• [Task prompt]
Go through the records and extract every line with the word "document".

────────

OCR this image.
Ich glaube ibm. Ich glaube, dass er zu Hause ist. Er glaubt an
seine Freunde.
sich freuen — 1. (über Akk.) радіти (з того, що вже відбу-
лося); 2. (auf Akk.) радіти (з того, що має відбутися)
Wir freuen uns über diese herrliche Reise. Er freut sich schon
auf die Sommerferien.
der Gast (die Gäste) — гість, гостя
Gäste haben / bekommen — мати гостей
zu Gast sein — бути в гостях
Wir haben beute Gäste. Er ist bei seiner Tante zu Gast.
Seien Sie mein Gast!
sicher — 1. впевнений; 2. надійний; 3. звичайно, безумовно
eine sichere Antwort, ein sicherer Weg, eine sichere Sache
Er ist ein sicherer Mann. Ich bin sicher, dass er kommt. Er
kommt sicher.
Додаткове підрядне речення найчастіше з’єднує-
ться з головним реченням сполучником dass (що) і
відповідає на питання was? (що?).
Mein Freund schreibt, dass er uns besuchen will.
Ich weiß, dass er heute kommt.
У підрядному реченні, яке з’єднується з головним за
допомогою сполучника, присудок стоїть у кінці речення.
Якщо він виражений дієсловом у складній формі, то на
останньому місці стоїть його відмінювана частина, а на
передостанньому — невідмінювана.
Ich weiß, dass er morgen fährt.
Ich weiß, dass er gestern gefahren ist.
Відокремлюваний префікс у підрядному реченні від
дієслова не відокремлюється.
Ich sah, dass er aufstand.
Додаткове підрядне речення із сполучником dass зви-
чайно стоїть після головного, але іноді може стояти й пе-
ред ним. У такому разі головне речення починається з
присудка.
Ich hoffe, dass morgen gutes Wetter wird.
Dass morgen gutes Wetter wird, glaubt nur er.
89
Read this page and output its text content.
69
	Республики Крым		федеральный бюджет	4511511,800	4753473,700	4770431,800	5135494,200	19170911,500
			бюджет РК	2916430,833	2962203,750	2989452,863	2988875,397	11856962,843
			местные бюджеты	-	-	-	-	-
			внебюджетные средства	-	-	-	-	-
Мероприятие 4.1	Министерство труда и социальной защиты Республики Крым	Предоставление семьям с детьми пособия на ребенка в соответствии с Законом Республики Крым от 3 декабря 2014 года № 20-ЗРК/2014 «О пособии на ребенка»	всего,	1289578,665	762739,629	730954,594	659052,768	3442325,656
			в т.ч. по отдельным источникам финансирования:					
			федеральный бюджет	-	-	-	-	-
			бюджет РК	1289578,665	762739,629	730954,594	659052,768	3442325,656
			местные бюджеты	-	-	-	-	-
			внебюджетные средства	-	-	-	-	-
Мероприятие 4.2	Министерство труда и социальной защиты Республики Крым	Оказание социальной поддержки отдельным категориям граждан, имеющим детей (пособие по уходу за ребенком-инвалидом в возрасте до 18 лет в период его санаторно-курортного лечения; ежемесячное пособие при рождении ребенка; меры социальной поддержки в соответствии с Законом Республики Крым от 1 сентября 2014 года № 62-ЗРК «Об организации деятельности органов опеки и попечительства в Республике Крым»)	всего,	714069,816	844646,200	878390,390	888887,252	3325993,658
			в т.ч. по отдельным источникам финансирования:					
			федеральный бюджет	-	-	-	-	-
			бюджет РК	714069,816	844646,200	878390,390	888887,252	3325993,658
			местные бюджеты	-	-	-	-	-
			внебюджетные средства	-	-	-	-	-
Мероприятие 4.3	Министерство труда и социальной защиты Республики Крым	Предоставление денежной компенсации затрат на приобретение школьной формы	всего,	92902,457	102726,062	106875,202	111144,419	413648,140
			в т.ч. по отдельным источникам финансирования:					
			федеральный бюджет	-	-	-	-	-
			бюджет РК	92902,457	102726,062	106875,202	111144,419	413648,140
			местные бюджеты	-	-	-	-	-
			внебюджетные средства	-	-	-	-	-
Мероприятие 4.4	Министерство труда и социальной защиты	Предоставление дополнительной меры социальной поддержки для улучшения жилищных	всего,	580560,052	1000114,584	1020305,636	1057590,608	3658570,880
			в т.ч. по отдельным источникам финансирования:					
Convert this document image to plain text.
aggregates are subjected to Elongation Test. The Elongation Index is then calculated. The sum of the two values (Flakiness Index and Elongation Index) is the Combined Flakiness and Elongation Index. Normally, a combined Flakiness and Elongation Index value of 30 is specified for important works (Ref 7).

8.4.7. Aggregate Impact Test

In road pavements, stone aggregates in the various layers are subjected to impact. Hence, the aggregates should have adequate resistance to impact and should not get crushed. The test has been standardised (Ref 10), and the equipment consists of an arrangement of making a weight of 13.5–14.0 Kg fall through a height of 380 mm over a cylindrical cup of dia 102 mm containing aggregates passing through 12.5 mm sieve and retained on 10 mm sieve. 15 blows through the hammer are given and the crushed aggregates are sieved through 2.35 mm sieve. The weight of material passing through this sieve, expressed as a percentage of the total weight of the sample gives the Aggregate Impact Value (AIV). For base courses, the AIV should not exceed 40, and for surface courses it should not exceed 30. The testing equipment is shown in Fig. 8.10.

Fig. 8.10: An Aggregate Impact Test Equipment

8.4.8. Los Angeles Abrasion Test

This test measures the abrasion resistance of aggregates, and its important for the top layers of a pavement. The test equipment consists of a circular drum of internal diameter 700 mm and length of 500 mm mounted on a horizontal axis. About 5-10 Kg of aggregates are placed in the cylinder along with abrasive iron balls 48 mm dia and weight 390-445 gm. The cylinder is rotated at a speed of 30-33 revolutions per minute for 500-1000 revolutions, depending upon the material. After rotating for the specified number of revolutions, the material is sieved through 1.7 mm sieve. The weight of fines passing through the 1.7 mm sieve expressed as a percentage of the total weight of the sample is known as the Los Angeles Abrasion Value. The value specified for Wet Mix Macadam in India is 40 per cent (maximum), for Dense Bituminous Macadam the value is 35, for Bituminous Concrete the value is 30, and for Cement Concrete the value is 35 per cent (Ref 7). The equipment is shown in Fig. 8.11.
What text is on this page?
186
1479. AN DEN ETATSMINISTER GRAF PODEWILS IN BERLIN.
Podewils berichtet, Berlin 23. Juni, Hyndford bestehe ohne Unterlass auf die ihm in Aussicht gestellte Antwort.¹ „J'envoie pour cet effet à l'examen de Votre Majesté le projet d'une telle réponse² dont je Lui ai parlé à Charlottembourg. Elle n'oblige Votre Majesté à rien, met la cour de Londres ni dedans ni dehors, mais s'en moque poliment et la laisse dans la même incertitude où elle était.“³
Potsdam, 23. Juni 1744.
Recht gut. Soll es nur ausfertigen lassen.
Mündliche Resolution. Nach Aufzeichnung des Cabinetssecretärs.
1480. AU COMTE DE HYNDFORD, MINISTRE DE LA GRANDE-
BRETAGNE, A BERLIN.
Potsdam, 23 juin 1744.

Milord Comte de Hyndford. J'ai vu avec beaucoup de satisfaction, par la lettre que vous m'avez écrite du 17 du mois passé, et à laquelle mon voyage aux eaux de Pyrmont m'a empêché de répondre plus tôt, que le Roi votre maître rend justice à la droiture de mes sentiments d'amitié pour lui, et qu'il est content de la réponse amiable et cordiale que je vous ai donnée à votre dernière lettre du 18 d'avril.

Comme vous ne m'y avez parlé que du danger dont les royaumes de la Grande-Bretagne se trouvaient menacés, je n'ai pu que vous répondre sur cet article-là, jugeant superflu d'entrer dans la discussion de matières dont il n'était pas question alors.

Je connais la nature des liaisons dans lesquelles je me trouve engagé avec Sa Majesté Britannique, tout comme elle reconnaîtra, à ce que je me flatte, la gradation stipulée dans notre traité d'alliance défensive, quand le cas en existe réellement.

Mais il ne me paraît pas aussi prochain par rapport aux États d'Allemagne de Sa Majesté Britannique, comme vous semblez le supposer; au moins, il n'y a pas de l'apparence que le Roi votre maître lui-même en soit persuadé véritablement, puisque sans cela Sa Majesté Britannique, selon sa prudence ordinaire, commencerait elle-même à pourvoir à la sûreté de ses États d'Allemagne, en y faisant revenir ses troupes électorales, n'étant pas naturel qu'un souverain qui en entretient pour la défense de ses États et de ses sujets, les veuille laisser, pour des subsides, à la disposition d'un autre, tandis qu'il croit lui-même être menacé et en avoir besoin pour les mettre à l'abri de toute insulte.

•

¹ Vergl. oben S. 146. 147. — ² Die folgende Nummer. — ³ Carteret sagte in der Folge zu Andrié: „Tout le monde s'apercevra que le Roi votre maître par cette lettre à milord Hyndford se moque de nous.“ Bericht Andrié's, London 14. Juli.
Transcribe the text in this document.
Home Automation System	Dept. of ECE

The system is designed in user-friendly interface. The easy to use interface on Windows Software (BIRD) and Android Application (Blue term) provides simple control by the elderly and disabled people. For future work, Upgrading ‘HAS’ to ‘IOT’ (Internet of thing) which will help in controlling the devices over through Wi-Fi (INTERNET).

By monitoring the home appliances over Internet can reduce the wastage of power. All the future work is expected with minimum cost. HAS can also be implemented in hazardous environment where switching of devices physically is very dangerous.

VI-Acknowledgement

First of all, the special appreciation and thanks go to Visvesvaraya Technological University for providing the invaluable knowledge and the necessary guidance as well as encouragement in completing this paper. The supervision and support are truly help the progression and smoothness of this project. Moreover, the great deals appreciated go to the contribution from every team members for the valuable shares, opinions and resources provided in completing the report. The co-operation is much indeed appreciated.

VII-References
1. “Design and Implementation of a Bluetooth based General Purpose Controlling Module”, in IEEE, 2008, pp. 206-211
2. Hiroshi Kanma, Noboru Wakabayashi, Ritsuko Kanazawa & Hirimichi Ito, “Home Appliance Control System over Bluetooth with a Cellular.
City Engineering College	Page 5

────────

• [Answer to the problem]
Convert this document image to plain text.
Transcribe the text in this document.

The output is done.